Part of a data file:
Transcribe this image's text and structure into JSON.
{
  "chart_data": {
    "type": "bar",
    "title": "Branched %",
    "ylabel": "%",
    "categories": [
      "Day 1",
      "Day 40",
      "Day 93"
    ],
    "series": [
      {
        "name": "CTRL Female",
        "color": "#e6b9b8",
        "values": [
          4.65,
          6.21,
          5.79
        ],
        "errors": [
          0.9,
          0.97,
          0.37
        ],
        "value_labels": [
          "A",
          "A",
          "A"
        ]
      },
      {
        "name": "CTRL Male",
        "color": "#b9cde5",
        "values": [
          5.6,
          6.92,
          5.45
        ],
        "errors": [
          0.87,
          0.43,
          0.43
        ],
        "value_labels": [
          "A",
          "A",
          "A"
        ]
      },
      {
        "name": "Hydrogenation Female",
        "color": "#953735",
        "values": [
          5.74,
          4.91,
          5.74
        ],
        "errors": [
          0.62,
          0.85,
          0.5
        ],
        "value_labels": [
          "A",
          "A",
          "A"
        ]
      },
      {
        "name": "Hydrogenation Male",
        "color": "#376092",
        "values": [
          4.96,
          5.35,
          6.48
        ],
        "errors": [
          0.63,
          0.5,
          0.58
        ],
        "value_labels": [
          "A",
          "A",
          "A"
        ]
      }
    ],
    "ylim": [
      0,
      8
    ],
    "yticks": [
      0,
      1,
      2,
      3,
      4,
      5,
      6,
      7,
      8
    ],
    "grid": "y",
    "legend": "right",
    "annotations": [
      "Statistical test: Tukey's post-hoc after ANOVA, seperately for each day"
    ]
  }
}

GOAL: Above are the records; copy all of them exactly.

FULL ANSWER:
Transcribe this image's text and structure into JSON.
{
  "chart_data": {
    "type": "bar",
    "title": "Branched %",
    "ylabel": "%",
    "categories": [
      "Day 1",
      "Day 40",
      "Day 93"
    ],
    "series": [
      {
        "name": "CTRL Female",
        "color": "#e6b9b8",
        "values": [
          4.65,
          6.21,
          5.79
        ],
        "errors": [
          0.9,
          0.97,
          0.37
        ],
        "value_labels": [
          "A",
          "A",
          "A"
        ]
      },
      {
        "name": "CTRL Male",
        "color": "#b9cde5",
        "values": [
          5.6,
          6.92,
          5.45
        ],
        "errors": [
          0.87,
          0.43,
          0.43
        ],
        "value_labels": [
          "A",
          "A",
          "A"
        ]
      },
      {
        "name": "Hydrogenation Female",
        "color": "#953735",
        "values": [
          5.74,
          4.91,
          5.74
        ],
        "errors": [
          0.62,
          0.85,
          0.5
        ],
        "value_labels": [
          "A",
          "A",
          "A"
        ]
      },
      {
        "name": "Hydrogenation Male",
        "color": "#376092",
        "values": [
          4.96,
          5.35,
          6.48
        ],
        "errors": [
          0.63,
          0.5,
          0.58
        ],
        "value_labels": [
          "A",
          "A",
          "A"
        ]
      }
    ],
    "ylim": [
      0,
      8
    ],
    "yticks": [
      0,
      1,
      2,
      3,
      4,
      5,
      6,
      7,
      8
    ],
    "grid": "y",
    "legend": "right",
    "annotations": [
      "Statistical test: Tukey's post-hoc after ANOVA, seperately for each day"
    ]
  }
}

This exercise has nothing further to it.